_GIVEN REQUEST_.
Could you write out every entry exactly as it stands?

****

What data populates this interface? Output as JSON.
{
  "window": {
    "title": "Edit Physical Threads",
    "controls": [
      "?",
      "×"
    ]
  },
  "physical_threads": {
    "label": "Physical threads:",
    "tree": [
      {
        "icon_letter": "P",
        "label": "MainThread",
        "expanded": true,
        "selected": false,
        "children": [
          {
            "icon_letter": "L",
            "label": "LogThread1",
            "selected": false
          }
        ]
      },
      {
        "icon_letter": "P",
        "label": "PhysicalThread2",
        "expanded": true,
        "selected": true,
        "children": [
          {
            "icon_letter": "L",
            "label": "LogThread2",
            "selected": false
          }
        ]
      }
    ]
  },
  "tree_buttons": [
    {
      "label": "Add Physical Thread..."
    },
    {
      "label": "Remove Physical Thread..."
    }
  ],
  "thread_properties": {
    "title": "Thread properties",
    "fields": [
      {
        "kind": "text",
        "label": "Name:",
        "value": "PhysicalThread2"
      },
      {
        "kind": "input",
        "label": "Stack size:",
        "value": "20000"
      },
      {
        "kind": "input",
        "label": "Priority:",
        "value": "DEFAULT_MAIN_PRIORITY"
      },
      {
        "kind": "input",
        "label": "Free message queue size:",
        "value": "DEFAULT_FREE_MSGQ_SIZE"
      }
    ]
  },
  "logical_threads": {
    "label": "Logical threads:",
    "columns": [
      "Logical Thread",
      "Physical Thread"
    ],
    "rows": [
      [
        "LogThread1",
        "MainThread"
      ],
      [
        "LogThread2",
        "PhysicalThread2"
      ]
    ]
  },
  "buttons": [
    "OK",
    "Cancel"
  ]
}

****

_ANSWER TO THIS TASK_.
What data populates this interface? Output as JSON.
{
  "window": {
    "title": "Edit Physical Threads",
    "controls": [
      "?",
      "×"
    ]
  },
  "physical_threads": {
    "label": "Physical threads:",
    "tree": [
      {
        "icon_letter": "P",
        "label": "MainThread",
        "expanded": true,
        "selected": false,
        "children": [
          {
            "icon_letter": "L",
            "label": "LogThread1",
            "selected": false
          }
        ]
      },
      {
        "icon_letter": "P",
        "label": "PhysicalThread2",
        "expanded": true,
        "selected": true,
        "children": [
          {
            "icon_letter": "L",
            "label": "LogThread2",
            "selected": false
          }
        ]
      }
    ]
  },
  "tree_buttons": [
    {
      "label": "Add Physical Thread..."
    },
    {
      "label": "Remove Physical Thread..."
    }
  ],
  "thread_properties": {
    "title": "Thread properties",
    "fields": [
      {
        "kind": "text",
        "label": "Name:",
        "value": "PhysicalThread2"
      },
      {
        "kind": "input",
        "label": "Stack size:",
        "value": "20000"
      },
      {
        "kind": "input",
        "label": "Priority:",
        "value": "DEFAULT_MAIN_PRIORITY"
      },
      {
        "kind": "input",
        "label": "Free message queue size:",
        "value": "DEFAULT_FREE_MSGQ_SIZE"
      }
    ]
  },
  "logical_threads": {
    "label": "Logical threads:",
    "columns": [
      "Logical Thread",
      "Physical Thread"
    ],
    "rows": [
      [
        "LogThread1",
        "MainThread"
      ],
      [
        "LogThread2",
        "PhysicalThread2"
      ]
    ]
  },
  "buttons": [
    "OK",
    "Cancel"
  ]
}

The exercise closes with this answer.